#### Information given ####

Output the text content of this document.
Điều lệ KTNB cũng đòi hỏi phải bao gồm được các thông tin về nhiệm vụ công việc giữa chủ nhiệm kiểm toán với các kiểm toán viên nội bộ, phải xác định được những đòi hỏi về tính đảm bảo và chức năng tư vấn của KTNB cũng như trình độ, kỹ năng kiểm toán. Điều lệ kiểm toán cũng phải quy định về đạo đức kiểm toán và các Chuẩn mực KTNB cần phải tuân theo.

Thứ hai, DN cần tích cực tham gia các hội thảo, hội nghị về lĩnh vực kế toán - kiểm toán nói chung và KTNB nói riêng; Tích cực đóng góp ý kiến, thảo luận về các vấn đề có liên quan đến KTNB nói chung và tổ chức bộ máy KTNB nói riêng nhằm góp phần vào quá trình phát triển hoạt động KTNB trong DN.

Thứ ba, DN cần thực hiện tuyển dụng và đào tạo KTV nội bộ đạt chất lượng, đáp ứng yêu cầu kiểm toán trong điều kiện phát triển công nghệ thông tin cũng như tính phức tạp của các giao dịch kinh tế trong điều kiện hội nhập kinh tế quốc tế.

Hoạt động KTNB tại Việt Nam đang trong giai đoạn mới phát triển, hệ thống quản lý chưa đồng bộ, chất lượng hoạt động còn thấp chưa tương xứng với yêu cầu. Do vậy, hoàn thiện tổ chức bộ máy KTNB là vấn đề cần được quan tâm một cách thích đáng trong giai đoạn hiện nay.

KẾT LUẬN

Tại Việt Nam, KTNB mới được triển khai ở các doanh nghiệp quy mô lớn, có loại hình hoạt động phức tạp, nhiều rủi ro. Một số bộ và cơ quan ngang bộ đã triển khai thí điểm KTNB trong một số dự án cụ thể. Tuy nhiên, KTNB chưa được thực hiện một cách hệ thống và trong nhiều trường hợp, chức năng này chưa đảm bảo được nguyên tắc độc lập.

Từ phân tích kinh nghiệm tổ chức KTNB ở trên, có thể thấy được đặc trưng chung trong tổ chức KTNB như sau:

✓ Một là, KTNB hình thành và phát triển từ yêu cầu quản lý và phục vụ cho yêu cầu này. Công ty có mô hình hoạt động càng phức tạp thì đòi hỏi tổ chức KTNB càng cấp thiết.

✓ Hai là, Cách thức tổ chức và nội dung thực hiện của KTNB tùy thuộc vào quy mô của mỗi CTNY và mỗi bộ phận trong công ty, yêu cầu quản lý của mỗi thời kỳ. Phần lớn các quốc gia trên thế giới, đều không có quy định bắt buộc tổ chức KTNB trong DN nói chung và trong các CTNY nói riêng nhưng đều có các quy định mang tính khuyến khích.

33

####

:: Exercise instructions ::
All lines holding the word "hoạt" should be picked out and copied.

:: Answer to this task ::
Thứ hai, DN cần tích cực tham gia các hội thảo, hội nghị về lĩnh vực kế toán - kiểm toán nói chung và KTNB nói riêng; Tích cực đóng góp ý kiến, thảo luận về các vấn đề có liên quan đến KTNB nói chung và tổ chức bộ máy KTNB nói riêng nhằm góp phần vào quá trình phát triển hoạt động KTNB trong DN.
Hoạt động KTNB tại Việt Nam đang trong giai đoạn mới phát triển, hệ thống quản lý chưa đồng bộ, chất lượng hoạt động còn thấp chưa tương xứng với yêu cầu. Do vậy, hoàn thiện tổ chức bộ máy KTNB là vấn đề cần được quan tâm một cách thích đáng trong giai đoạn hiện nay.
Tại Việt Nam, KTNB mới được triển khai ở các doanh nghiệp quy mô lớn, có loại hình hoạt động phức tạp, nhiều rủi ro. Một số bộ và cơ quan ngang bộ đã triển khai thí điểm KTNB trong một số dự án cụ thể. Tuy nhiên, KTNB chưa được thực hiện một cách hệ thống và trong nhiều trường hợp, chức năng này chưa đảm bảo được nguyên tắc độc lập.
✓ Một là, KTNB hình thành và phát triển từ yêu cầu quản lý và phục vụ cho yêu cầu này. Công ty có mô hình hoạt động càng phức tạp thì đòi hỏi tổ chức KTNB càng cấp thiết.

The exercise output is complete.